*TEXT SEGMENT*:
○ ○ ○ ○
Is this normal when using "unmapped" option to get this error again after clipping:

WARNING: did not find expected overlapping mates for 2 records.

It doesn't seem the unmapped option worked or helped the problem. I am still getting the same error when indexing.

mktrost commented 9 years ago

One of the reads was completely soft clipped because it is completely overlapped by it's mate. ClipOverlap's goal is to soft clip overlapping bases in one of the 2 reads. If they completely overlap, one of the reads will be entirely soft clipped.
○ ○ ○ ○
Dataset entries:
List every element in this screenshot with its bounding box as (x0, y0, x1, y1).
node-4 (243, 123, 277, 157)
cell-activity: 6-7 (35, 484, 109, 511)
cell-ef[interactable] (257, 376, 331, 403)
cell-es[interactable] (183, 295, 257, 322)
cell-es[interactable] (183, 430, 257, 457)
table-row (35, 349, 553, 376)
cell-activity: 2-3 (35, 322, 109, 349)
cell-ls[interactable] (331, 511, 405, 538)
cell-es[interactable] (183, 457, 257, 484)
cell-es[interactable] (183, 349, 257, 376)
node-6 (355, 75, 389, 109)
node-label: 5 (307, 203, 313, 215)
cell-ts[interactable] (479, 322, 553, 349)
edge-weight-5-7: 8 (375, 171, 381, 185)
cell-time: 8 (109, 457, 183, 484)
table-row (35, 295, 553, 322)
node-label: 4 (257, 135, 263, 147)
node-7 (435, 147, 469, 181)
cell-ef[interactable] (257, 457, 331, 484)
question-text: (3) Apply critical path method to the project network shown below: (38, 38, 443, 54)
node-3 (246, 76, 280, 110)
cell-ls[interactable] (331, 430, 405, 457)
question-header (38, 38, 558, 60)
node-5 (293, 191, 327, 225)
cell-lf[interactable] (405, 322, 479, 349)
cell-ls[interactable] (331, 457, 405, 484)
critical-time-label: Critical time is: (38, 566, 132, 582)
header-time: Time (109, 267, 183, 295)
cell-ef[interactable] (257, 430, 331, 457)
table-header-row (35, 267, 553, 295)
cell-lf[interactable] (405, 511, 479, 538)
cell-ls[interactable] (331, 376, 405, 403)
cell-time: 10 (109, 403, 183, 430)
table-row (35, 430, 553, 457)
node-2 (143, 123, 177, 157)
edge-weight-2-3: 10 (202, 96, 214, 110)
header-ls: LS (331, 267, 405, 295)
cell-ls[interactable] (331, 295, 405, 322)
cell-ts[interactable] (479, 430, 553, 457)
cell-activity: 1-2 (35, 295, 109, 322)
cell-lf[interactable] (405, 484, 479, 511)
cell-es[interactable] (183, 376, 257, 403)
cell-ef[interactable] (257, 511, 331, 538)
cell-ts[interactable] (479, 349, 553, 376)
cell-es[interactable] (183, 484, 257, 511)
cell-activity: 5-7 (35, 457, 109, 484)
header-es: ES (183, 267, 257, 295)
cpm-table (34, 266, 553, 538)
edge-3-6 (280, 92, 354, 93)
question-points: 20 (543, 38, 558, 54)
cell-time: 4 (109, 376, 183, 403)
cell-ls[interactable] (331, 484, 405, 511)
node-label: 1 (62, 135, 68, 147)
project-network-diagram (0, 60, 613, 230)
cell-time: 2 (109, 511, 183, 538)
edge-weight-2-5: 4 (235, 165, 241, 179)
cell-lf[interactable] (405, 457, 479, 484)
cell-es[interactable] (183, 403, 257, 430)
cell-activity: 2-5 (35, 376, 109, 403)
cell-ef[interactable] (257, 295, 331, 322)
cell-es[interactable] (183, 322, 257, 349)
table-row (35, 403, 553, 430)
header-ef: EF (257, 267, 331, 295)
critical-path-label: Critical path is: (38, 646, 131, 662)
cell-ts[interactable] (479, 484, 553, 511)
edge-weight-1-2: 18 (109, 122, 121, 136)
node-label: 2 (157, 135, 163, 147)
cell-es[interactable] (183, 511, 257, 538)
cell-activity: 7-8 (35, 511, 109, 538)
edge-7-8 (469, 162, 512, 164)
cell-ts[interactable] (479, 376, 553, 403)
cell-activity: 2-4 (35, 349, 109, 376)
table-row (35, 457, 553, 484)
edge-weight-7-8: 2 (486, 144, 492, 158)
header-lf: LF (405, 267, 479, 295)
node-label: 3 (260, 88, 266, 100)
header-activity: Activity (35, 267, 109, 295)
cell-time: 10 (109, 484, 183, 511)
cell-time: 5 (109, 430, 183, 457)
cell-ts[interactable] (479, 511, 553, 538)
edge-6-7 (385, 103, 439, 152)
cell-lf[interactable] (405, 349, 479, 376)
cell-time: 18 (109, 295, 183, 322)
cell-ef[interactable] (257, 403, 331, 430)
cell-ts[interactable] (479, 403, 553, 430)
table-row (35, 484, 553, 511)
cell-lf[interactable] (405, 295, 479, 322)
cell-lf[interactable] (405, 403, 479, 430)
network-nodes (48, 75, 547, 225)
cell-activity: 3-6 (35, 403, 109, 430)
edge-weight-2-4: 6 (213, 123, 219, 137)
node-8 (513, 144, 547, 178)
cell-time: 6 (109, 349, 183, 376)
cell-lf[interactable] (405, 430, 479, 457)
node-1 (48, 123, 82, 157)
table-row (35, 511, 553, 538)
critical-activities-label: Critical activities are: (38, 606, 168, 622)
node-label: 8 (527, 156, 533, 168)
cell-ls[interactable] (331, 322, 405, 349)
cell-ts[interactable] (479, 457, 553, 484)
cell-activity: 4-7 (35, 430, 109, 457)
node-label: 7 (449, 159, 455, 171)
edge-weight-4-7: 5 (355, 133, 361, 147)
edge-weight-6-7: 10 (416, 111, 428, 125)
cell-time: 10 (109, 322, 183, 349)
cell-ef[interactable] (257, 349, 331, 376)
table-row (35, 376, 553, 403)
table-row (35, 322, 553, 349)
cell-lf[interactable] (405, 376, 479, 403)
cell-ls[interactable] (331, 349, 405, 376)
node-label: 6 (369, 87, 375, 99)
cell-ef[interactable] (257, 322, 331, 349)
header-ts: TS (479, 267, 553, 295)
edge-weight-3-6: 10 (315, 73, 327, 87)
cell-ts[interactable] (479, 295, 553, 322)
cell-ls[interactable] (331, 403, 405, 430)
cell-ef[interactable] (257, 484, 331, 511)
○ ○ ○ ○
*TASK LIST*:
a: Do these statements agree with the thread about clipping overlapping reads? Answer yes or no for each, and quote the words of the thread that decide it. (i) The warning reported missing overlapping mates for 2 records. (ii) The poster says the "unmapped" option fixed the indexing error. (iii) When two reads overlap completely, both reads are entirely soft clipped.
b: Carry on the thread about clipping overlapping reads from its last sentence.
The data has no role here.

*EXERCISE ANSWERS*:
a:
(i) Yes: "WARNING: did not find expected overlapping mates for 2 records."
(ii) No: "I am still getting the same error when indexing."
(iii) No: "If they completely overlap, one of the reads will be entirely soft clipped."

b:
The WARNING message should be the same in the run with or without the "unmapped" option. The warning that you see occurs when the mate information on a record appears to be incorrect. ClipOverlap will try to find the mate at the specified position. But if the mate is not there, it can't find it and that warning is produced. One reason this can occur is if you filter the reads prior to calling clipOverlap. For example, if you use samtools view to filter out low quality reads, or reads with certain flags, then clipOverlap will not see those reads. It is possible that one read in a pair is filtered, but the other is not. The non-filtered read will be unable to find it's mate, resulting in the warning message.

I want to verify that you ran clipOverlap with the --unmapped option on the original bam, not on the previous clipOverlap output. If that isn't how you ran, sorry for the confusion, please rerun on the original bam. If you did run on the original BAM, can you run the "bam writeRegion" command on your new output that has the same index error?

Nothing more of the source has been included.